— PASSAGE SHOWN —
================

Due to the limitations of the measuring equipment, absorbance values up to 4 were considered reliable in the high-absorption region. For unmeasurable high-absorption regions, A(λ, C_dye) was estimated from the relation between C_dye and A(λ, C_dye) in lower-absorption regions. For instance, Figure 3b illustrates the relation at 426 nm, where data below an absorbance of 4 were used to derive the linear approximation:

A(λ, C_dye)/d = a C_dye + b,

(3)

where

a

and

b

are constants, and

d

is the path length of the optical cell (1 cm). Using Equation (3), the absorption coefficient was calculated as follows:

μ_a(λ, C_dye) = ln(10) {A(λ, C_dye) − A(λ, 0)}/d = a ln(10) C_dye.

(4)

The calculated μ_a values were considered the true values.

Figure 3c shows the calculated absorption spectra for each wavelength. The intensity ratio of the high absorption peak at 426 nm to the low absorption peak at 630 nm was 95:1.

3.2. Simultaneous Detection of High and Low Absorption Peaks by Adding Scatterers to Samples

3.2.1. Absorbance Spectrum of Scatterer-Added Samples

Figure 4 shows the results of absorbance measurements for dye solutions of various C_dyes with a constant concentration of polystyrene spheres (PSs) dispersed, using the setup shown in Figure 1b. Figure 4a shows the absorbance spectra of scatterer-added samples, A(λ, C_dye) − A(λ, C_dye = 0), where A(λ, C_dye = 0) serves as the baseline absorbance, representing conditions with only PSs and no dye present. In these scatterer-added samples, even at sufficiently high C_dye for the low absorption peak to be detected with significant intensity, the high absorption peak at 426 nm did not flatten, allowing for the detection of both the high absorption peak (426 nm) and the low absorption peak (630 nm).

Figure 4b,c illustrate the relation between C_dye and

A

at the high and low absorption peaks, respectively. In the low-absorption region, the peaks increased linearly with concentration, similar to the results in Figure 3 without scatterers [Figure 4c], while changes in

A

became more gradual at higher absorptions [Figure 4b]. This behavior enables the inclusion of high-concentration absorption peaks within the measurable range of absorbance. Although the rate of increase in absorbance A becomes more gradual as the absorption intensifies, A does not reach a constant value, indicating that the peaks do not flatten out.

================

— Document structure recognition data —
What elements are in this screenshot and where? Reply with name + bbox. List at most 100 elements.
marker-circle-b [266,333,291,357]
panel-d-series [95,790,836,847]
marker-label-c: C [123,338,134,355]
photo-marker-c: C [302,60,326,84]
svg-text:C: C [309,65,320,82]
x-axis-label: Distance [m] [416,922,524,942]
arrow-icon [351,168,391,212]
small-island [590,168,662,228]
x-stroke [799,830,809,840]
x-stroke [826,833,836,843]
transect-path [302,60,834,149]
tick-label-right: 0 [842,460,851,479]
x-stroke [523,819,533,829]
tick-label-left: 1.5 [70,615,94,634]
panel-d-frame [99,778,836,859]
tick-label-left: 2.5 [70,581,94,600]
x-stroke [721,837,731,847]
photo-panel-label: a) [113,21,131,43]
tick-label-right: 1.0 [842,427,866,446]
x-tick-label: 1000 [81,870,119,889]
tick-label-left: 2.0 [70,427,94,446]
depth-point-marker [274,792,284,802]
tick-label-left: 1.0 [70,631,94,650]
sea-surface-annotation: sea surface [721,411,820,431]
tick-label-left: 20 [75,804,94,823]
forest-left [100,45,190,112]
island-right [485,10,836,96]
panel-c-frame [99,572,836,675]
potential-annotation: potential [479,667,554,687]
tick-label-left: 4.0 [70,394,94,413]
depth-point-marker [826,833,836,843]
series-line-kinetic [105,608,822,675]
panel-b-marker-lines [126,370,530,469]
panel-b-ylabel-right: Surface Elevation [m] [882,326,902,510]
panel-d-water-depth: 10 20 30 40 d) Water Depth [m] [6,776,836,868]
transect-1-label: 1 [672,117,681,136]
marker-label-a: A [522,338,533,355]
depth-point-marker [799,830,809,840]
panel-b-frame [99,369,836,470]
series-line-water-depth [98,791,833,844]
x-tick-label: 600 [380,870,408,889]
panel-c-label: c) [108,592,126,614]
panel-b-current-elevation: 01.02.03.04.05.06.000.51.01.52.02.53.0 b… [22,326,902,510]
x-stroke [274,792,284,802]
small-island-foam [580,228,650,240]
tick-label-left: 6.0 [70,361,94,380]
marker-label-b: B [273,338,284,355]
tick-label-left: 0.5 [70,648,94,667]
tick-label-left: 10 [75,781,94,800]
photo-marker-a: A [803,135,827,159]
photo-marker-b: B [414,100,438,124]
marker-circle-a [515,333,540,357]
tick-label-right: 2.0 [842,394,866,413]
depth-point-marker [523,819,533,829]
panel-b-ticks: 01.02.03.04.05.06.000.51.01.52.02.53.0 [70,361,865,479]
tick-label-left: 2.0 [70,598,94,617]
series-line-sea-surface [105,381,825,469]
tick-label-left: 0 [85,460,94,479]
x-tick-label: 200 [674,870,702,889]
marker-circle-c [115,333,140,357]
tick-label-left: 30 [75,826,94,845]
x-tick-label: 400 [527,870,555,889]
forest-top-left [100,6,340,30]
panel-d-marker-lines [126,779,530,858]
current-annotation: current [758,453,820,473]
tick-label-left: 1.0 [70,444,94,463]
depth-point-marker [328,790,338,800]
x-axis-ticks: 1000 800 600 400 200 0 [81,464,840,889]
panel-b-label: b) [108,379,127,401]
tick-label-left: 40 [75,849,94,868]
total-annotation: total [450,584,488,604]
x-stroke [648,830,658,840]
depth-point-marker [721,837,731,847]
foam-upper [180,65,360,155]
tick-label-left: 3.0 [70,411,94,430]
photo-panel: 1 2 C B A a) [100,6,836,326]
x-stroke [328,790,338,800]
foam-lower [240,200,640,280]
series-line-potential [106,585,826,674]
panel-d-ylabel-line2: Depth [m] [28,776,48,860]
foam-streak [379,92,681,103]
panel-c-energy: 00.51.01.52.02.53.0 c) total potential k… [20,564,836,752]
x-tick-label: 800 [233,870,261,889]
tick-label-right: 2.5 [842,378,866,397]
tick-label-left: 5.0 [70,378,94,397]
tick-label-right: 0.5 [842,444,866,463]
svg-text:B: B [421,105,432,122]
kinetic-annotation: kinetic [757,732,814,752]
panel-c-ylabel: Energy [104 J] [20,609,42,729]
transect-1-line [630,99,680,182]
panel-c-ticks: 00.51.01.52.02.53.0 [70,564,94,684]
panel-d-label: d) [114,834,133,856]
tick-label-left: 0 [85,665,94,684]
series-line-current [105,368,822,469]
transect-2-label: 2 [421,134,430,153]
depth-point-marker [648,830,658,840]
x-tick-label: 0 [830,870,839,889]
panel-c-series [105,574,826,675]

================

— YOUR INSTRUCTIONS —
Can you transcribe the absorbance passage from "Figure 4b,c illustrate" through "not flatten out."? Draw only on the absorbance passage.

— TASK ANSWER —
Figure 4b,c illustrate the relation between C_dye and

A

at the high and low absorption peaks, respectively. In the low-absorption region, the peaks increased linearly with concentration, similar to the results in Figure 3 without scatterers [Figure 4c], while changes in

A

became more gradual at higher absorptions [Figure 4b]. This behavior enables the inclusion of high-concentration absorption peaks within the measurable range of absorbance. Although the rate of increase in absorbance A becomes more gradual as the absorption intensifies, A does not reach a constant value, indicating that the peaks do not flatten out.